# START OF Task material

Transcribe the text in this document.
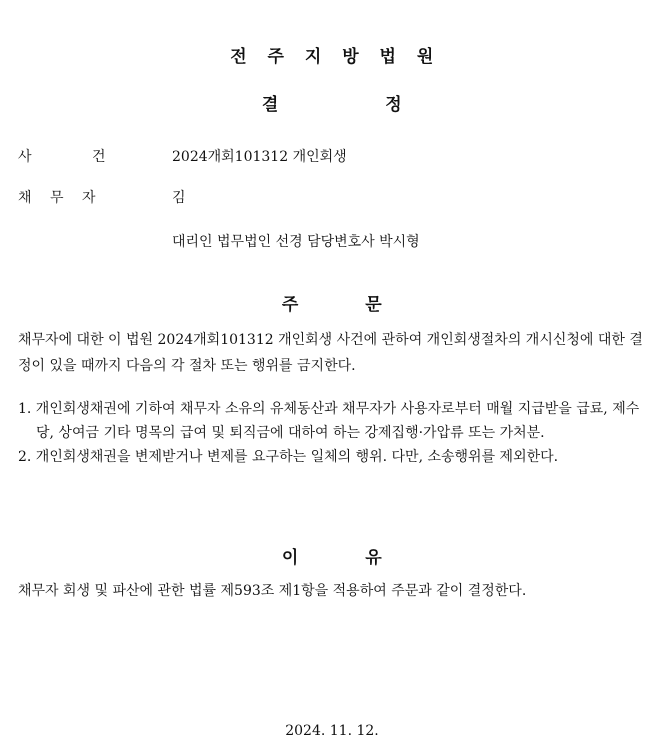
전 주 지 방 법 원
결 정
사 건	2024개회101312 개인회생
채 무 자	김
대리인 법무법인 선경 담당변호사 박시형
주 문
채무자에 대한 이 법원 2024개회101312 개인회생 사건에 관하여 개인회생절차의 개시신청에 대한 결정이 있을 때까지 다음의 각 절차 또는 행위를 금지한다.
1. 개인회생채권에 기하여 채무자 소유의 유체동산과 채무자가 사용자로부터 매월 지급받을 급료, 제수당, 상여금 기타 명목의 급여 및 퇴직금에 대하여 하는 강제집행·가압류 또는 가처분.
2. 개인회생채권을 변제받거나 변제를 요구하는 일체의 행위. 다만, 소송행위를 제외한다.
이 유
채무자 회생 및 파산에 관한 법률 제593조 제1항을 적용하여 주문과 같이 결정한다.
2024. 11. 12.
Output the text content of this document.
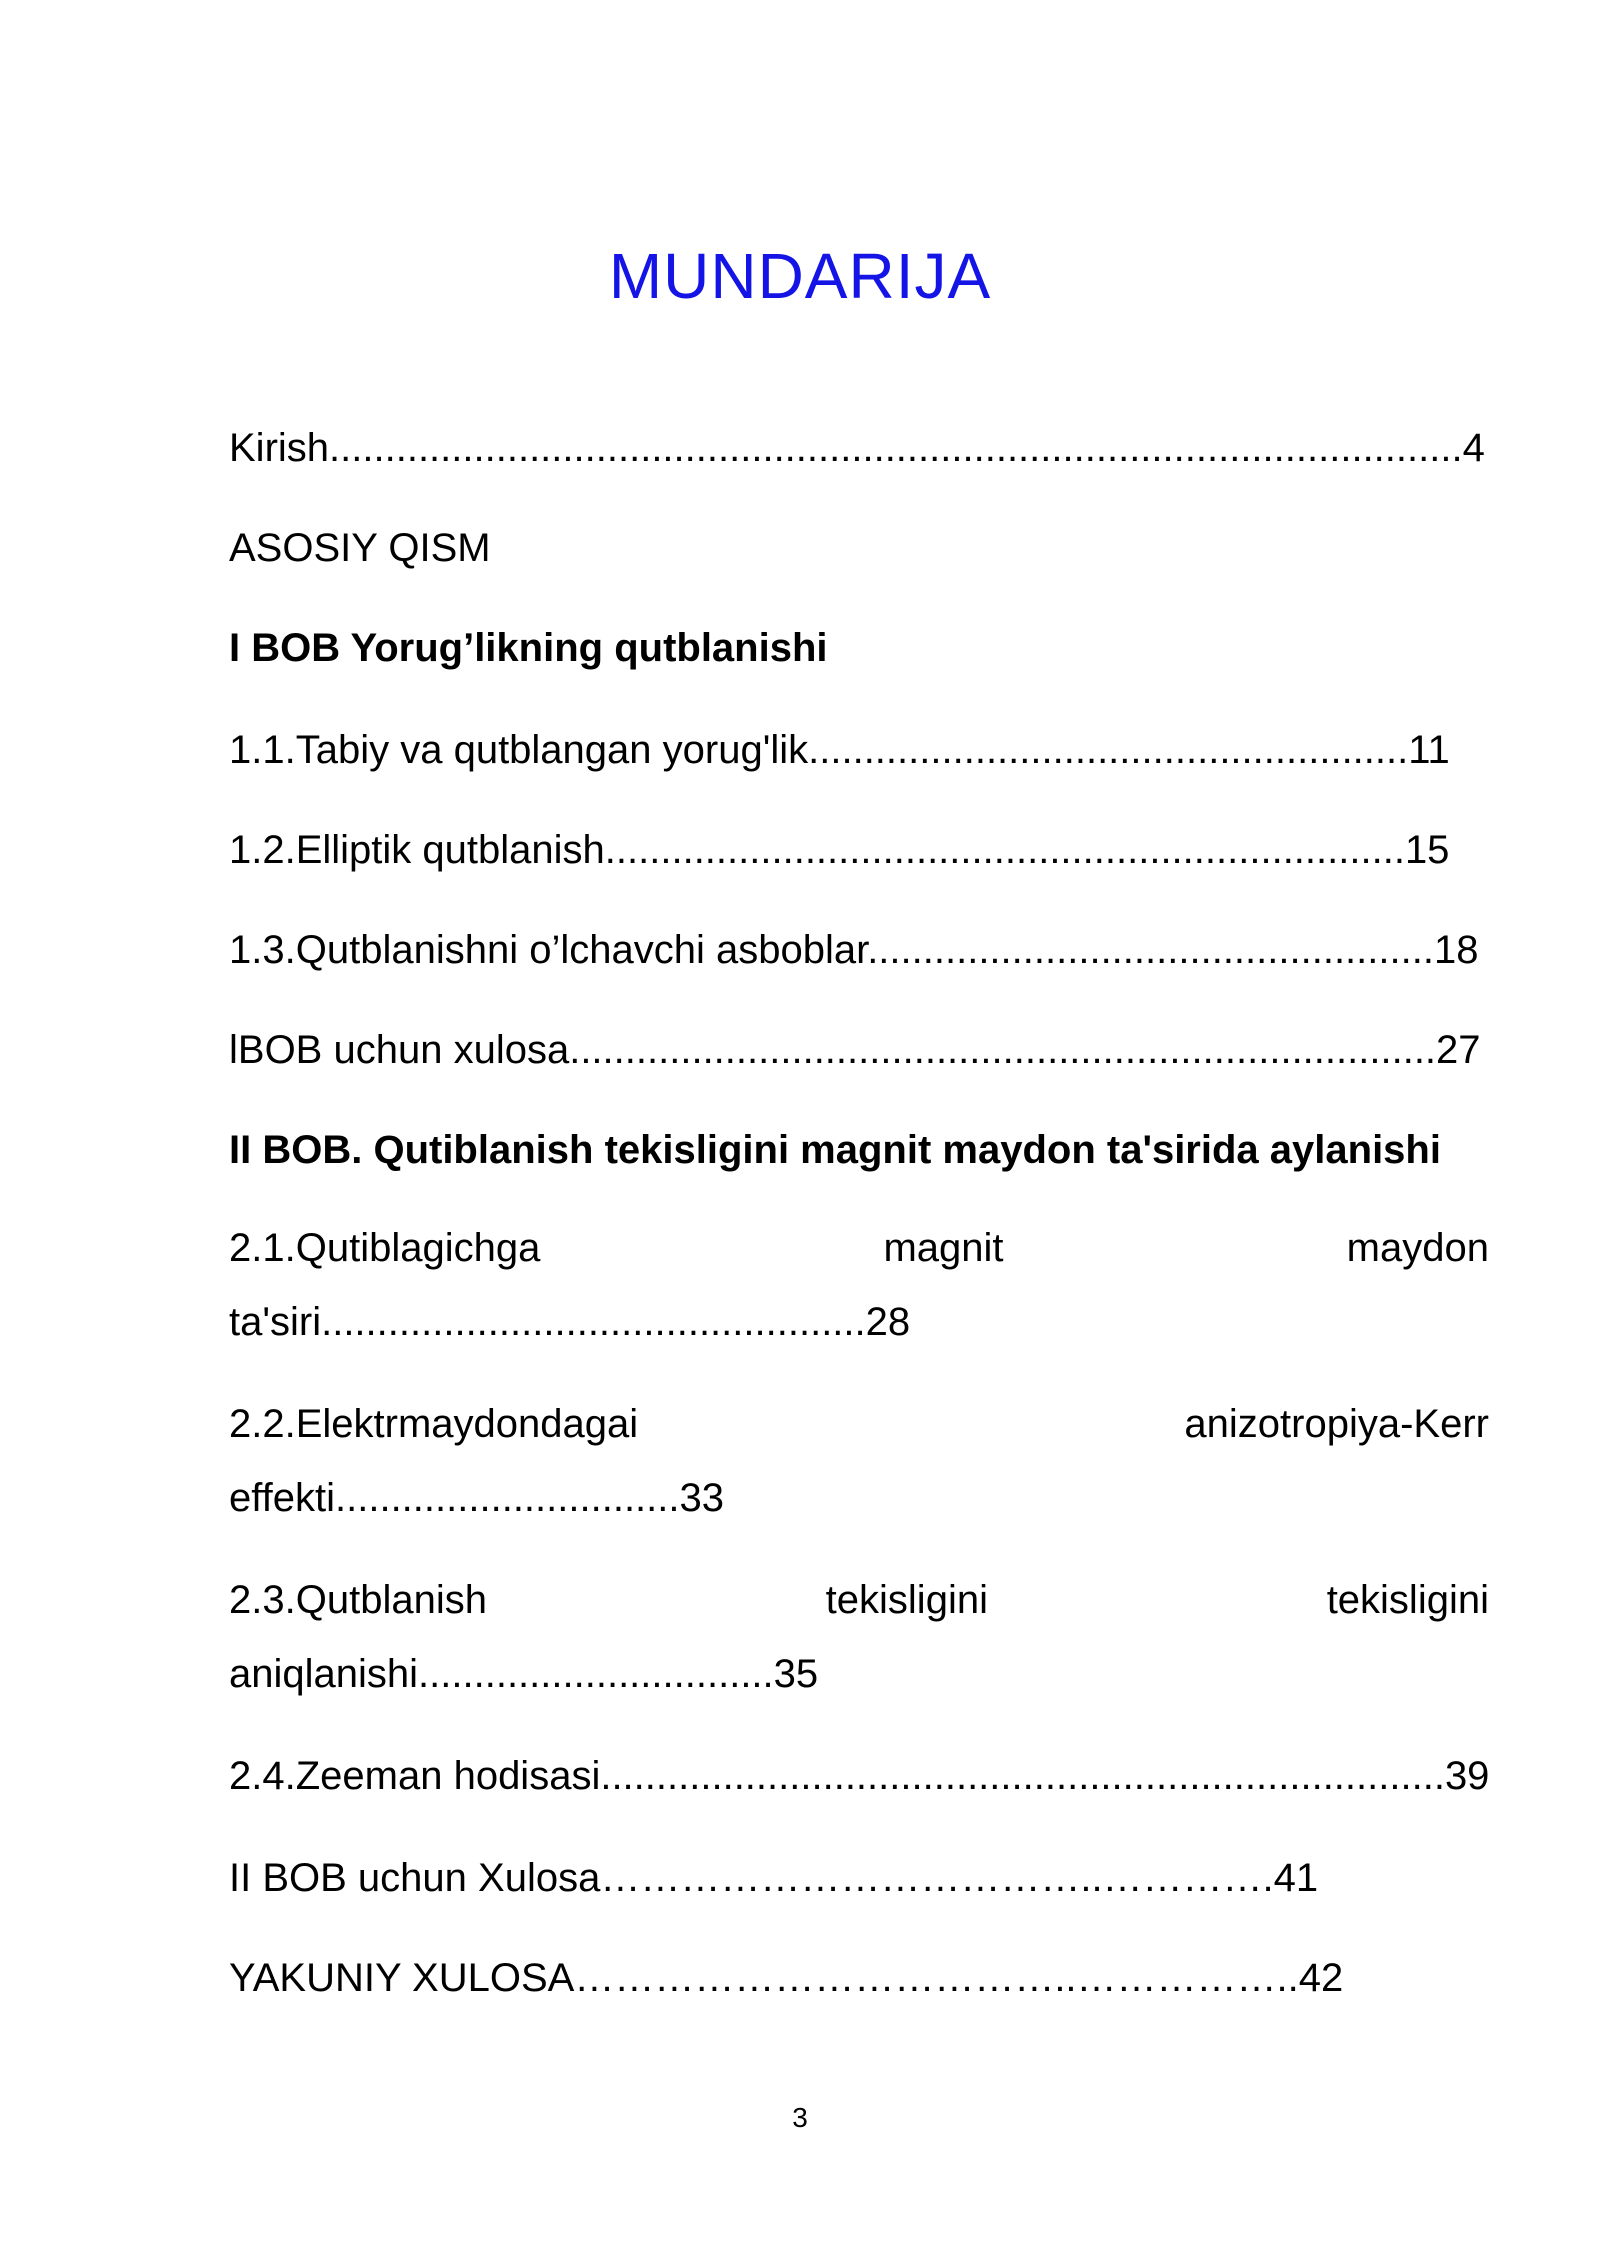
MUNDARIJA
Kirish......................................................................................................4
ASOSIY QISM
I BOB Yorug’likning qutblanishi
1.1.Tabiy va qutblangan yorug'lik......................................................11
1.2.Elliptik qutblanish........................................................................15
1.3.Qutblanishni o’lchavchi asboblar...................................................18
lBOB uchun xulosa..............................................................................27
II BOB. Qutiblanish tekisligini magnit maydon ta'sirida aylanishi
2.1.Qutiblagichga	magnit	maydon
ta'siri.................................................28
2.2.Elektrmaydondagai	anizotropiya-Kerr
effekti...............................33
2.3.Qutblanish	tekisligini	tekisligini
aniqlanishi................................35
2.4.Zeeman hodisasi............................................................................39
II BOB uchun Xulosa………………………………..………….41
YAKUNIY XULOSA………………………………..……………..42
3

# END OF Task material

| Your goal |
Locate all lines in the listing above with the word "text" and copy them.

| Result of the task |
Transcribe the text in this document.
Output the text content of this document.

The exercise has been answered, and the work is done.